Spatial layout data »

□ □ □

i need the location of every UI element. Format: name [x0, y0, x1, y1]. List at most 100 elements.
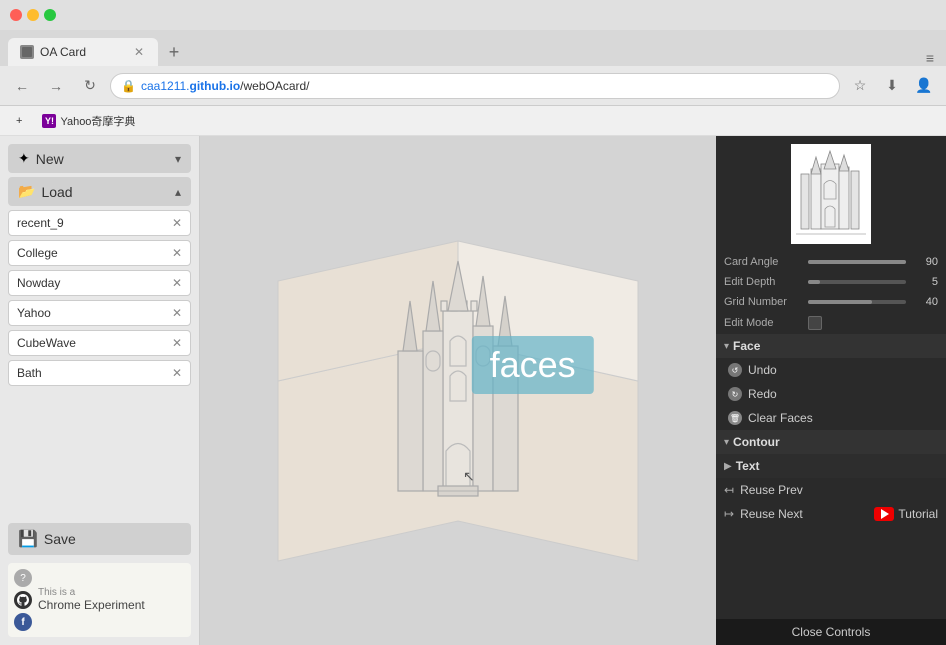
redo-button[interactable]: ↻ Redo [716, 382, 946, 406]
traffic-lights [10, 9, 56, 21]
tutorial-button[interactable]: Tutorial [874, 507, 938, 521]
saved-item-name: CubeWave [17, 336, 168, 350]
tab-close-btn[interactable]: ✕ [132, 45, 146, 59]
face-triangle-icon: ▾ [724, 341, 729, 352]
bookmark-star-icon[interactable]: ☆ [846, 72, 874, 100]
facebook-icon[interactable]: f [14, 613, 32, 631]
new-button[interactable]: ✦ New ▾ [8, 144, 191, 173]
contour-section-title: Contour [733, 435, 780, 449]
card-angle-slider[interactable] [808, 260, 906, 264]
edit-depth-slider[interactable] [808, 280, 906, 284]
toolbar: ← → ↻ 🔒 caa1211.github.io/webOAcard/ ☆ ⬇… [0, 66, 946, 106]
tutorial-label: Tutorial [898, 507, 938, 521]
download-icon[interactable]: ⬇ [878, 72, 906, 100]
trash-icon: 🗑 [728, 411, 742, 425]
card-svg: ↖ [268, 181, 648, 601]
remove-item-btn[interactable]: ✕ [172, 306, 182, 320]
close-controls-bar[interactable]: Close Controls [716, 619, 946, 645]
card-angle-row: Card Angle 90 [716, 252, 946, 272]
edit-depth-row: Edit Depth 5 [716, 272, 946, 292]
minimize-window-btn[interactable] [27, 9, 39, 21]
redo-icon: ↻ [728, 387, 742, 401]
edit-depth-value: 5 [910, 276, 938, 288]
grid-number-row: Grid Number 40 [716, 292, 946, 312]
reuse-next-row: ↦ Reuse Next Tutorial [716, 502, 946, 526]
clear-faces-button[interactable]: 🗑 Clear Faces [716, 406, 946, 430]
text-section-header[interactable]: ▶ Text [716, 454, 946, 478]
undo-icon: ↺ [728, 363, 742, 377]
right-panel: Card Angle 90 Edit Depth 5 Grid Number 4… [716, 136, 946, 645]
new-tab-btn[interactable]: + [162, 40, 186, 64]
this-is-a-label: This is a [38, 587, 145, 598]
text-section-title: Text [736, 459, 760, 473]
tab-favicon [20, 45, 34, 59]
ce-social-icons: ? f [14, 569, 32, 631]
svg-text:↖: ↖ [463, 468, 475, 484]
edit-mode-checkbox[interactable] [808, 316, 822, 330]
remove-item-btn[interactable]: ✕ [172, 246, 182, 260]
bookmarks-bar: + Y! Yahoo奇摩字典 [0, 106, 946, 136]
text-triangle-icon: ▶ [724, 461, 732, 472]
new-arrow: ▾ [175, 152, 181, 166]
edit-mode-row: Edit Mode [716, 312, 946, 334]
remove-item-btn[interactable]: ✕ [172, 276, 182, 290]
active-tab[interactable]: OA Card ✕ [8, 38, 158, 66]
toolbar-right: ☆ ⬇ 👤 [846, 72, 938, 100]
list-item: College ✕ [8, 240, 191, 266]
url-text: caa1211.github.io/webOAcard/ [141, 79, 310, 93]
refresh-btn[interactable]: ↻ [76, 72, 104, 100]
grid-number-slider[interactable] [808, 300, 906, 304]
chrome-experiment-badge: ? f This is a Chrome Experiment [8, 563, 191, 637]
new-label: New [36, 151, 169, 167]
contour-section-header[interactable]: ▾ Contour [716, 430, 946, 454]
account-icon[interactable]: 👤 [910, 72, 938, 100]
app-area: ✦ New ▾ 📂 Load ▴ recent_9 ✕ College ✕ No… [0, 136, 946, 645]
list-item: recent_9 ✕ [8, 210, 191, 236]
reuse-next-icon: ↦ [724, 507, 734, 521]
remove-item-btn[interactable]: ✕ [172, 216, 182, 230]
bookmark-yahoo[interactable]: Y! Yahoo奇摩字典 [34, 111, 143, 131]
address-bar[interactable]: 🔒 caa1211.github.io/webOAcard/ [110, 73, 840, 99]
saved-item-name: College [17, 246, 168, 260]
github-icon[interactable] [14, 591, 32, 609]
tab-bar: OA Card ✕ + ≡ [0, 30, 946, 66]
remove-item-btn[interactable]: ✕ [172, 336, 182, 350]
reuse-next-button[interactable]: ↦ Reuse Next [724, 507, 803, 521]
list-item: CubeWave ✕ [8, 330, 191, 356]
list-item: Bath ✕ [8, 360, 191, 386]
chrome-experiment-text: This is a Chrome Experiment [38, 587, 145, 612]
saved-item-name: Yahoo [17, 306, 168, 320]
list-item: Nowday ✕ [8, 270, 191, 296]
canvas-area[interactable]: ↖ faces [200, 136, 716, 645]
reuse-prev-icon: ↤ [724, 483, 734, 497]
remove-item-btn[interactable]: ✕ [172, 366, 182, 380]
redo-label: Redo [748, 387, 777, 401]
maximize-window-btn[interactable] [44, 9, 56, 21]
browser-frame: OA Card ✕ + ≡ ← → ↻ 🔒 caa1211.github.io/… [0, 0, 946, 645]
face-section-title: Face [733, 339, 760, 353]
help-icon[interactable]: ? [14, 569, 32, 587]
forward-btn[interactable]: → [42, 72, 70, 100]
tab-options-icon[interactable]: ≡ [926, 50, 934, 66]
lock-icon: 🔒 [121, 79, 135, 93]
card-angle-label: Card Angle [724, 256, 804, 268]
reuse-prev-button[interactable]: ↤ Reuse Prev [716, 478, 946, 502]
saved-item-name: recent_9 [17, 216, 168, 230]
url-domain: caa1211.github.io [141, 79, 240, 93]
undo-label: Undo [748, 363, 777, 377]
load-button[interactable]: 📂 Load ▴ [8, 177, 191, 206]
list-item: Yahoo ✕ [8, 300, 191, 326]
card-preview: ↖ [268, 181, 648, 601]
face-section-header[interactable]: ▾ Face [716, 334, 946, 358]
edit-depth-label: Edit Depth [724, 276, 804, 288]
left-panel: ✦ New ▾ 📂 Load ▴ recent_9 ✕ College ✕ No… [0, 136, 200, 645]
undo-button[interactable]: ↺ Undo [716, 358, 946, 382]
new-icon: ✦ [18, 150, 30, 167]
url-path: /webOAcard/ [240, 79, 309, 93]
back-btn[interactable]: ← [8, 72, 36, 100]
card-angle-value: 90 [910, 256, 938, 268]
save-button[interactable]: 💾 Save [8, 523, 191, 555]
card-thumbnail [791, 144, 871, 244]
add-bookmark-btn[interactable]: + [8, 113, 30, 129]
close-window-btn[interactable] [10, 9, 22, 21]
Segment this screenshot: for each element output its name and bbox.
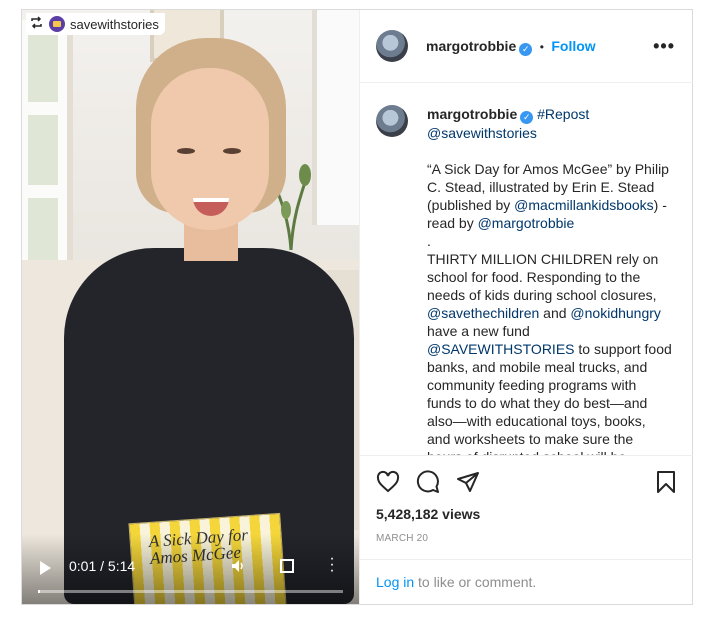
mention-link[interactable]: @savethechildren xyxy=(427,305,539,321)
video-time: 0:01 / 5:14 xyxy=(69,558,136,574)
follow-button[interactable]: Follow xyxy=(551,38,595,54)
post-date[interactable]: MARCH 20 xyxy=(376,533,428,544)
repost-source-name: savewithstories xyxy=(70,16,159,32)
header-separator: • xyxy=(539,40,544,54)
caption-text: and xyxy=(543,305,567,321)
view-count[interactable]: 5,428,182 views xyxy=(376,506,480,522)
login-link[interactable]: Log in xyxy=(376,574,414,590)
caption-username[interactable]: margotrobbie xyxy=(427,106,517,122)
repost-badge[interactable]: savewithstories xyxy=(26,13,165,35)
more-options-icon[interactable]: ••• xyxy=(653,36,675,57)
post-side-panel: margotrobbie ✓ • Follow ••• margotrobbie ✓… xyxy=(359,10,693,604)
video-player[interactable]: A Sick Day for Amos McGee savewithstorie… xyxy=(22,10,359,604)
hashtag-link[interactable]: #Repost xyxy=(537,106,589,122)
repost-source-avatar xyxy=(49,16,65,32)
mention-link[interactable]: @macmillankidsbooks xyxy=(514,197,653,213)
video-progress-bar[interactable] xyxy=(38,590,343,593)
verified-icon: ✓ xyxy=(519,43,533,56)
caption-text: have a new fund xyxy=(427,323,530,339)
caption: margotrobbie ✓ #Repost @savewithstories “… xyxy=(427,105,672,455)
post-actions: 5,428,182 views MARCH 20 xyxy=(360,455,693,560)
repost-icon xyxy=(30,16,43,32)
caption-text: THIRTY MILLION CHILDREN rely on school f… xyxy=(427,251,659,303)
avatar[interactable] xyxy=(376,105,408,137)
mention-link[interactable]: @nokidhungry xyxy=(570,305,661,321)
verified-icon: ✓ xyxy=(520,111,534,124)
login-text: to like or comment. xyxy=(414,574,537,590)
caption-text: to support food banks, and mobile meal t… xyxy=(427,341,672,455)
mention-link[interactable]: @SAVEWITHSTORIES xyxy=(427,341,575,357)
caption-scroll[interactable]: margotrobbie ✓ #Repost @savewithstories “… xyxy=(360,83,693,455)
reader-person: A Sick Day for Amos McGee xyxy=(44,38,354,604)
mention-link[interactable]: @margotrobbie xyxy=(478,215,575,231)
header-user: margotrobbie ✓ • Follow xyxy=(426,38,596,56)
avatar[interactable] xyxy=(376,30,408,62)
volume-icon[interactable] xyxy=(230,558,246,578)
login-prompt: Log in to like or comment. xyxy=(360,559,693,605)
post-header: margotrobbie ✓ • Follow ••• xyxy=(360,10,693,83)
mention-link[interactable]: @savewithstories xyxy=(427,125,537,141)
more-options-icon[interactable]: · · · xyxy=(329,551,335,579)
fullscreen-icon[interactable] xyxy=(280,559,294,573)
header-username[interactable]: margotrobbie xyxy=(426,38,516,54)
video-progress-fill xyxy=(38,590,40,593)
video-controls: 0:01 / 5:14 · · · xyxy=(22,534,359,604)
caption-text: . xyxy=(427,233,431,249)
heart-icon[interactable] xyxy=(376,470,400,494)
instagram-post: A Sick Day for Amos McGee savewithstorie… xyxy=(21,9,693,605)
bookmark-icon[interactable] xyxy=(654,470,678,494)
share-icon[interactable] xyxy=(456,470,480,494)
comment-icon[interactable] xyxy=(416,470,440,494)
play-icon[interactable] xyxy=(40,561,51,575)
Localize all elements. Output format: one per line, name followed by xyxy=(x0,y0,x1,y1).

□ □ □

Exercise aim »
Copy the records from the line with "redo-button[interactable]: ↻ Redo" up to and including the line with "edit-mode-row: Edit Mode [716, 312, 946, 334]", changing every "interactable" to "clickable" and leaving all else the same.

Answer to the task »
redo-button[clickable]: ↻ Redo [716, 382, 946, 406]
traffic-lights [10, 9, 56, 21]
tutorial-button[clickable]: Tutorial [874, 507, 938, 521]
saved-item-name: CubeWave [17, 336, 168, 350]
tab-close-btn[clickable]: ✕ [132, 45, 146, 59]
face-triangle-icon: ▾ [724, 341, 729, 352]
bookmark-star-icon[clickable]: ☆ [846, 72, 874, 100]
facebook-icon[clickable]: f [14, 613, 32, 631]
new-button[clickable]: ✦ New ▾ [8, 144, 191, 173]
contour-section-title: Contour [733, 435, 780, 449]
card-angle-slider[clickable] [808, 260, 906, 264]
edit-depth-slider[clickable] [808, 280, 906, 284]
toolbar: ← → ↻ 🔒 caa1211.github.io/webOAcard/ ☆ ⬇… [0, 66, 946, 106]
tutorial-label: Tutorial [898, 507, 938, 521]
download-icon[clickable]: ⬇ [878, 72, 906, 100]
trash-icon: 🗑 [728, 411, 742, 425]
card-svg: ↖ [268, 181, 648, 601]
remove-item-btn[clickable]: ✕ [172, 306, 182, 320]
close-controls-bar[clickable]: Close Controls [716, 619, 946, 645]
card-angle-row: Card Angle 90 [716, 252, 946, 272]
edit-depth-row: Edit Depth 5 [716, 272, 946, 292]
minimize-window-btn[clickable] [27, 9, 39, 21]
redo-icon: ↻ [728, 387, 742, 401]
edit-depth-value: 5 [910, 276, 938, 288]
grid-number-row: Grid Number 40 [716, 292, 946, 312]
reuse-next-row: ↦ Reuse Next Tutorial [716, 502, 946, 526]
clear-faces-button[clickable]: 🗑 Clear Faces [716, 406, 946, 430]
text-section-header[clickable]: ▶ Text [716, 454, 946, 478]
undo-icon: ↺ [728, 363, 742, 377]
right-panel: Card Angle 90 Edit Depth 5 Grid Number 4… [716, 136, 946, 645]
new-tab-btn[clickable]: + [162, 40, 186, 64]
this-is-a-label: This is a [38, 587, 145, 598]
text-section-title: Text [736, 459, 760, 473]
tab-favicon [20, 45, 34, 59]
ce-social-icons: ? f [14, 569, 32, 631]
svg-text:↖: ↖ [463, 468, 475, 484]
edit-mode-checkbox[clickable] [808, 316, 822, 330]
remove-item-btn[clickable]: ✕ [172, 246, 182, 260]
bookmarks-bar: + Y! Yahoo奇摩字典 [0, 106, 946, 136]
text-triangle-icon: ▶ [724, 461, 732, 472]
new-arrow: ▾ [175, 152, 181, 166]
edit-mode-row: Edit Mode [716, 312, 946, 334]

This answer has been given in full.